» **What is asked**
Your job is to retype all of the data word for word, leaving every image out.

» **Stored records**
-=-=-

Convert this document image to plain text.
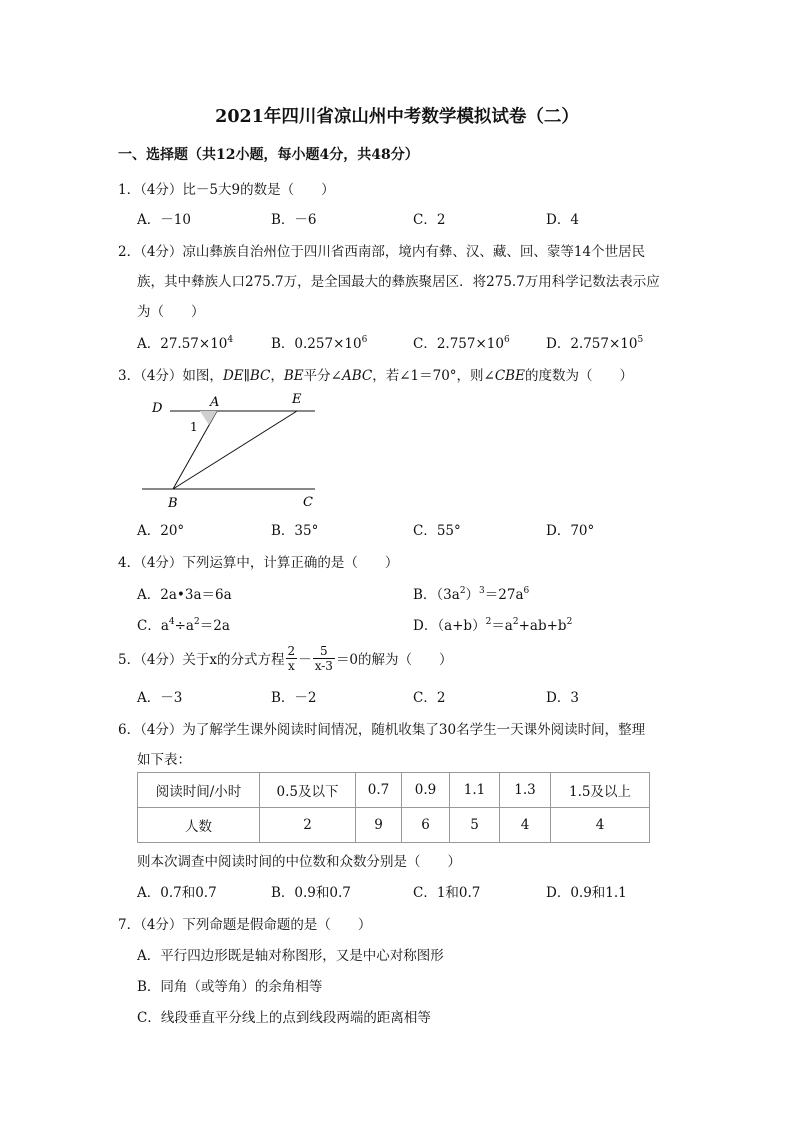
2021年四川省凉山州中考数学模拟试卷（二）
一、选择题（共12小题，每小题4分，共48分）
1．（4分）比－5大9的数是（　　）
A．－10	B．－6	C．2	D．4
2．（4分）凉山彝族自治州位于四川省西南部，境内有彝、汉、藏、回、蒙等14个世居民
族，其中彝族人口275.7万，是全国最大的彝族聚居区．将275.7万用科学记数法表示应
为（　　）
A．$27.57\times 10^4$	B．$0.257\times 10^6$	C．$2.757\times 10^6$	D．$2.757\times 10^5$
3．（4分）如图，DE∥BC，BE平分∠ABC，若∠1＝70°，则∠CBE的度数为（　　）
D	A	E
1
B	C
A．20°	B．35°	C．55°	D．70°
4．（4分）下列运算中，计算正确的是（　　）
A．2a•3a＝6a	B．$(3a^2)^3=27a^6$
C．$a^4\div a^2=2a$	D．$(a+b)^2=a^2+ab+b^2$
5．（4分）关于x的分式方程 $\frac{2}{x} - \frac{5}{x-3} =0$的解为（　　）
A．－3	B．－2	C．2	D．3
6．（4分）为了解学生课外阅读时间情况，随机收集了30名学生一天课外阅读时间，整理
如下表：
阅读时间/小时	0.5及以下	0.7	0.9	1.1	1.3	1.5及以上
人数	2	9	6	5	4	4
则本次调查中阅读时间的中位数和众数分别是（　　）
A．0.7和0.7	B．0.9和0.7	C．1和0.7	D．0.9和1.1
7．（4分）下列命题是假命题的是（　　）
A．平行四边形既是轴对称图形，又是中心对称图形
B．同角（或等角）的余角相等
C．线段垂直平分线上的点到线段两端的距离相等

-=-=-

» **Task solution**
Convert this document image to plain text.
2021年四川省凉山州中考数学模拟试卷（二）
一、选择题（共12小题，每小题4分，共48分）
1．（4分）比－5大9的数是（　　）
A．－10	B．－6	C．2	D．4
2．（4分）凉山彝族自治州位于四川省西南部，境内有彝、汉、藏、回、蒙等14个世居民
族，其中彝族人口275.7万，是全国最大的彝族聚居区．将275.7万用科学记数法表示应
为（　　）
A．$27.57\times 10^4$	B．$0.257\times 10^6$	C．$2.757\times 10^6$	D．$2.757\times 10^5$
3．（4分）如图，DE∥BC，BE平分∠ABC，若∠1＝70°，则∠CBE的度数为（　　）
D	A	E
1
B	C
A．20°	B．35°	C．55°	D．70°
4．（4分）下列运算中，计算正确的是（　　）
A．2a•3a＝6a	B．$(3a^2)^3=27a^6$
C．$a^4\div a^2=2a$	D．$(a+b)^2=a^2+ab+b^2$
5．（4分）关于x的分式方程 $\frac{2}{x} - \frac{5}{x-3} =0$的解为（　　）
A．－3	B．－2	C．2	D．3
6．（4分）为了解学生课外阅读时间情况，随机收集了30名学生一天课外阅读时间，整理
如下表：
阅读时间/小时	0.5及以下	0.7	0.9	1.1	1.3	1.5及以上
人数	2	9	6	5	4	4
则本次调查中阅读时间的中位数和众数分别是（　　）
A．0.7和0.7	B．0.9和0.7	C．1和0.7	D．0.9和1.1
7．（4分）下列命题是假命题的是（　　）
A．平行四边形既是轴对称图形，又是中心对称图形
B．同角（或等角）的余角相等
C．线段垂直平分线上的点到线段两端的距离相等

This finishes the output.